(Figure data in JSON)
====================
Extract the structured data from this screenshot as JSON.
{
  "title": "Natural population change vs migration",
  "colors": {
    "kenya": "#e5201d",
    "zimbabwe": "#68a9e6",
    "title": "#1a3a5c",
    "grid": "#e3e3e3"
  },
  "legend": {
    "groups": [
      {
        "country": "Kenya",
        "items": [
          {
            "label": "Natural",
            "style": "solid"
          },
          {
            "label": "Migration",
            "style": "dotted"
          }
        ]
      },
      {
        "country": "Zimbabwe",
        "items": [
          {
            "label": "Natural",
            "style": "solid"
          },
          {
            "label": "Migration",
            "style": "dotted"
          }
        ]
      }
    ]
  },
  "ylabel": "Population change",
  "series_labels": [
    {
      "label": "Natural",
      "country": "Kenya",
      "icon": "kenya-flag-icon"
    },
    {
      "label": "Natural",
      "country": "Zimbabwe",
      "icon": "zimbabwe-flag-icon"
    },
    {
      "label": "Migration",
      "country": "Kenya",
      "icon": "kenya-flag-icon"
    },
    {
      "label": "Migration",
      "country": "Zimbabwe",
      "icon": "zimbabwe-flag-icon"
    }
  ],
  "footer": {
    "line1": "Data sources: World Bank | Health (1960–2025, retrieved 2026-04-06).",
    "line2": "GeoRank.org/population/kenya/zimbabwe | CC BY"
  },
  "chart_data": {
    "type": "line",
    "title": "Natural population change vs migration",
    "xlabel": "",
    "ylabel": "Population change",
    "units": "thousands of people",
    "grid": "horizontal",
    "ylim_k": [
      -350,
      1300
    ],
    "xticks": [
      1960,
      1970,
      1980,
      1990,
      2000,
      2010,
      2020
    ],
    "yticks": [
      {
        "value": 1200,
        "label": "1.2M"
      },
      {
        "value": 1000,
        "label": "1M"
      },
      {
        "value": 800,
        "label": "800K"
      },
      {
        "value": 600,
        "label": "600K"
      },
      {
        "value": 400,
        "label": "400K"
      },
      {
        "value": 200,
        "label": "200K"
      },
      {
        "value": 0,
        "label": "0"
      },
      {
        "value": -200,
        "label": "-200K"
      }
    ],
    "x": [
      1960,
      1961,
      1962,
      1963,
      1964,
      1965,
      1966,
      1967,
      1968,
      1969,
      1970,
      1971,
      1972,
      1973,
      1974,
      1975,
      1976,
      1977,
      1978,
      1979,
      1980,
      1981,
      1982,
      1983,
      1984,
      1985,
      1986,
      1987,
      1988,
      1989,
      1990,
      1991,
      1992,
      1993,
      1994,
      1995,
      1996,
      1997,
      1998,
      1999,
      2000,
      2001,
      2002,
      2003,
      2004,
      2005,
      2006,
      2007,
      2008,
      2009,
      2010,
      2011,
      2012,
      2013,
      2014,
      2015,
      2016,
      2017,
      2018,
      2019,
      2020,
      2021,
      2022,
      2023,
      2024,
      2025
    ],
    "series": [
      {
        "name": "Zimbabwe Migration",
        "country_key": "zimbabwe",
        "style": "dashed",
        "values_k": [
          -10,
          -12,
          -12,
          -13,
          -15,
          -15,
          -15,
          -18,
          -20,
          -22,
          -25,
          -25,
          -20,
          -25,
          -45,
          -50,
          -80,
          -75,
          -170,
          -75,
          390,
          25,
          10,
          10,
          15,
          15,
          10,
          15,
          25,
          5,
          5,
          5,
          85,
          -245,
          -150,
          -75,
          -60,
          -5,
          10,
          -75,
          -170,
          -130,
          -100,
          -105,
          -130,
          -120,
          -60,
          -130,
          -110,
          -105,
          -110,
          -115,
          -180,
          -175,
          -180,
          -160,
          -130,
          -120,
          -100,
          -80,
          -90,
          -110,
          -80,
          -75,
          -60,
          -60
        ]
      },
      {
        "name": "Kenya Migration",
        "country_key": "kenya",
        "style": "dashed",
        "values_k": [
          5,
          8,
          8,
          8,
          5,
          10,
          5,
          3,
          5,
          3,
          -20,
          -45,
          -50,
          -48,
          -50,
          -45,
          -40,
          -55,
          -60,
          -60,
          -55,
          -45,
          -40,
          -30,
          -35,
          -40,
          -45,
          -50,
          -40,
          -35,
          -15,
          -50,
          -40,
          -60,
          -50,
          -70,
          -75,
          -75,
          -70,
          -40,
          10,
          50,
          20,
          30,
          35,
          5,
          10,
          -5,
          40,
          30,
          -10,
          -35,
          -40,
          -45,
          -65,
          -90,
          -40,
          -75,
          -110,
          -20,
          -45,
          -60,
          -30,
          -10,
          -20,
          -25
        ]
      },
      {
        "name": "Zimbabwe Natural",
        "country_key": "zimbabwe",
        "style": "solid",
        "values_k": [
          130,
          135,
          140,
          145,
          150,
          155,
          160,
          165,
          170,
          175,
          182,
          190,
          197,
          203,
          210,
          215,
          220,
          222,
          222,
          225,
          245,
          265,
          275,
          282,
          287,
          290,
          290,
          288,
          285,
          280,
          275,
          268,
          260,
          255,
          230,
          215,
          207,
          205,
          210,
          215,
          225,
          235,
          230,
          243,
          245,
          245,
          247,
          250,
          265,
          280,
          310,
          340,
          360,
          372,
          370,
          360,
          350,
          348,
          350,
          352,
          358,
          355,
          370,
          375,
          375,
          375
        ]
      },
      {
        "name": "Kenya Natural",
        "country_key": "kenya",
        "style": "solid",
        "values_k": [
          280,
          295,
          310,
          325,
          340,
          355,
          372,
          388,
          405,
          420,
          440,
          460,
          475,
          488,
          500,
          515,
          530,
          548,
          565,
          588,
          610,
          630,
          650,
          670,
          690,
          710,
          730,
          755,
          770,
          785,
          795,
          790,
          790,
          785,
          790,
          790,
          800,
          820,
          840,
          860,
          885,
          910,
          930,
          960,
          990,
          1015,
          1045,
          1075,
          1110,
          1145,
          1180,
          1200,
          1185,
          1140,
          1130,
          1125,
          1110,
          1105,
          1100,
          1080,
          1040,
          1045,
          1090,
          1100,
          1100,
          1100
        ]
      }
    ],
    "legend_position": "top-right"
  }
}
====================
• _Given instruction_: Reproduce the data shown above exactly.

• _Result for this task_:
Extract the structured data from this screenshot as JSON.
{
  "title": "Natural population change vs migration",
  "colors": {
    "kenya": "#e5201d",
    "zimbabwe": "#68a9e6",
    "title": "#1a3a5c",
    "grid": "#e3e3e3"
  },
  "legend": {
    "groups": [
      {
        "country": "Kenya",
        "items": [
          {
            "label": "Natural",
            "style": "solid"
          },
          {
            "label": "Migration",
            "style": "dotted"
          }
        ]
      },
      {
        "country": "Zimbabwe",
        "items": [
          {
            "label": "Natural",
            "style": "solid"
          },
          {
            "label": "Migration",
            "style": "dotted"
          }
        ]
      }
    ]
  },
  "ylabel": "Population change",
  "series_labels": [
    {
      "label": "Natural",
      "country": "Kenya",
      "icon": "kenya-flag-icon"
    },
    {
      "label": "Natural",
      "country": "Zimbabwe",
      "icon": "zimbabwe-flag-icon"
    },
    {
      "label": "Migration",
      "country": "Kenya",
      "icon": "kenya-flag-icon"
    },
    {
      "label": "Migration",
      "country": "Zimbabwe",
      "icon": "zimbabwe-flag-icon"
    }
  ],
  "footer": {
    "line1": "Data sources: World Bank | Health (1960–2025, retrieved 2026-04-06).",
    "line2": "GeoRank.org/population/kenya/zimbabwe | CC BY"
  },
  "chart_data": {
    "type": "line",
    "title": "Natural population change vs migration",
    "xlabel": "",
    "ylabel": "Population change",
    "units": "thousands of people",
    "grid": "horizontal",
    "ylim_k": [
      -350,
      1300
    ],
    "xticks": [
      1960,
      1970,
      1980,
      1990,
      2000,
      2010,
      2020
    ],
    "yticks": [
      {
        "value": 1200,
        "label": "1.2M"
      },
      {
        "value": 1000,
        "label": "1M"
      },
      {
        "value": 800,
        "label": "800K"
      },
      {
        "value": 600,
        "label": "600K"
      },
      {
        "value": 400,
        "label": "400K"
      },
      {
        "value": 200,
        "label": "200K"
      },
      {
        "value": 0,
        "label": "0"
      },
      {
        "value": -200,
        "label": "-200K"
      }
    ],
    "x": [
      1960,
      1961,
      1962,
      1963,
      1964,
      1965,
      1966,
      1967,
      1968,
      1969,
      1970,
      1971,
      1972,
      1973,
      1974,
      1975,
      1976,
      1977,
      1978,
      1979,
      1980,
      1981,
      1982,
      1983,
      1984,
      1985,
      1986,
      1987,
      1988,
      1989,
      1990,
      1991,
      1992,
      1993,
      1994,
      1995,
      1996,
      1997,
      1998,
      1999,
      2000,
      2001,
      2002,
      2003,
      2004,
      2005,
      2006,
      2007,
      2008,
      2009,
      2010,
      2011,
      2012,
      2013,
      2014,
      2015,
      2016,
      2017,
      2018,
      2019,
      2020,
      2021,
      2022,
      2023,
      2024,
      2025
    ],
    "series": [
      {
        "name": "Zimbabwe Migration",
        "country_key": "zimbabwe",
        "style": "dashed",
        "values_k": [
          -10,
          -12,
          -12,
          -13,
          -15,
          -15,
          -15,
          -18,
          -20,
          -22,
          -25,
          -25,
          -20,
          -25,
          -45,
          -50,
          -80,
          -75,
          -170,
          -75,
          390,
          25,
          10,
          10,
          15,
          15,
          10,
          15,
          25,
          5,
          5,
          5,
          85,
          -245,
          -150,
          -75,
          -60,
          -5,
          10,
          -75,
          -170,
          -130,
          -100,
          -105,
          -130,
          -120,
          -60,
          -130,
          -110,
          -105,
          -110,
          -115,
          -180,
          -175,
          -180,
          -160,
          -130,
          -120,
          -100,
          -80,
          -90,
          -110,
          -80,
          -75,
          -60,
          -60
        ]
      },
      {
        "name": "Kenya Migration",
        "country_key": "kenya",
        "style": "dashed",
        "values_k": [
          5,
          8,
          8,
          8,
          5,
          10,
          5,
          3,
          5,
          3,
          -20,
          -45,
          -50,
          -48,
          -50,
          -45,
          -40,
          -55,
          -60,
          -60,
          -55,
          -45,
          -40,
          -30,
          -35,
          -40,
          -45,
          -50,
          -40,
          -35,
          -15,
          -50,
          -40,
          -60,
          -50,
          -70,
          -75,
          -75,
          -70,
          -40,
          10,
          50,
          20,
          30,
          35,
          5,
          10,
          -5,
          40,
          30,
          -10,
          -35,
          -40,
          -45,
          -65,
          -90,
          -40,
          -75,
          -110,
          -20,
          -45,
          -60,
          -30,
          -10,
          -20,
          -25
        ]
      },
      {
        "name": "Zimbabwe Natural",
        "country_key": "zimbabwe",
        "style": "solid",
        "values_k": [
          130,
          135,
          140,
          145,
          150,
          155,
          160,
          165,
          170,
          175,
          182,
          190,
          197,
          203,
          210,
          215,
          220,
          222,
          222,
          225,
          245,
          265,
          275,
          282,
          287,
          290,
          290,
          288,
          285,
          280,
          275,
          268,
          260,
          255,
          230,
          215,
          207,
          205,
          210,
          215,
          225,
          235,
          230,
          243,
          245,
          245,
          247,
          250,
          265,
          280,
          310,
          340,
          360,
          372,
          370,
          360,
          350,
          348,
          350,
          352,
          358,
          355,
          370,
          375,
          375,
          375
        ]
      },
      {
        "name": "Kenya Natural",
        "country_key": "kenya",
        "style": "solid",
        "values_k": [
          280,
          295,
          310,
          325,
          340,
          355,
          372,
          388,
          405,
          420,
          440,
          460,
          475,
          488,
          500,
          515,
          530,
          548,
          565,
          588,
          610,
          630,
          650,
          670,
          690,
          710,
          730,
          755,
          770,
          785,
          795,
          790,
          790,
          785,
          790,
          790,
          800,
          820,
          840,
          860,
          885,
          910,
          930,
          960,
          990,
          1015,
          1045,
          1075,
          1110,
          1145,
          1180,
          1200,
          1185,
          1140,
          1130,
          1125,
          1110,
          1105,
          1100,
          1080,
          1040,
          1045,
          1090,
          1100,
          1100,
          1100
        ]
      }
    ],
    "legend_position": "top-right"
  }
}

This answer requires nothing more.